Omit every picture and return the rest of the data unaltered.
:::::
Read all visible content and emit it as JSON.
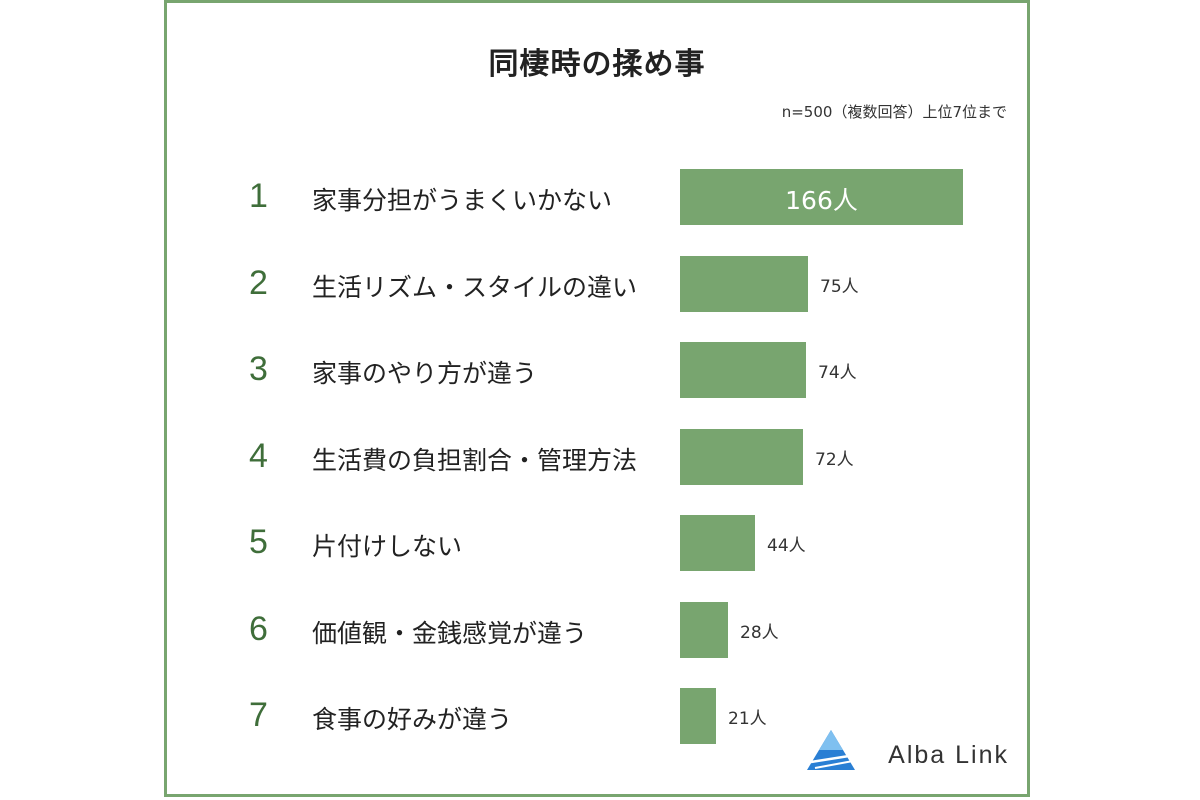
{
  "chart_data": {
    "type": "bar",
    "orientation": "horizontal",
    "title": "同棲時の揉め事",
    "note": "n=500（複数回答）上位7位まで",
    "categories": [
      "家事分担がうまくいかない",
      "生活リズム・スタイルの違い",
      "家事のやり方が違う",
      "生活費の負担割合・管理方法",
      "片付けしない",
      "価値観・金銭感覚が違う",
      "食事の好みが違う"
    ],
    "ranks": [
      "1",
      "2",
      "3",
      "4",
      "5",
      "6",
      "7"
    ],
    "values": [
      166,
      75,
      74,
      72,
      44,
      28,
      21
    ],
    "value_labels": [
      "166人",
      "75人",
      "74人",
      "72人",
      "44人",
      "28人",
      "21人"
    ],
    "grid": false,
    "legend": "none",
    "bar_color": "#78a56f",
    "rank_color": "#3f6e3a"
  },
  "brand": {
    "name": "Alba Link",
    "accent": "#2a7fd4"
  }
}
:::::
SOLUTION TO THIS EXERCISE:
Read all visible content and emit it as JSON.
{
  "chart_data": {
    "type": "bar",
    "orientation": "horizontal",
    "title": "同棲時の揉め事",
    "note": "n=500（複数回答）上位7位まで",
    "categories": [
      "家事分担がうまくいかない",
      "生活リズム・スタイルの違い",
      "家事のやり方が違う",
      "生活費の負担割合・管理方法",
      "片付けしない",
      "価値観・金銭感覚が違う",
      "食事の好みが違う"
    ],
    "ranks": [
      "1",
      "2",
      "3",
      "4",
      "5",
      "6",
      "7"
    ],
    "values": [
      166,
      75,
      74,
      72,
      44,
      28,
      21
    ],
    "value_labels": [
      "166人",
      "75人",
      "74人",
      "72人",
      "44人",
      "28人",
      "21人"
    ],
    "grid": false,
    "legend": "none",
    "bar_color": "#78a56f",
    "rank_color": "#3f6e3a"
  },
  "brand": {
    "name": "Alba Link",
    "accent": "#2a7fd4"
  }
}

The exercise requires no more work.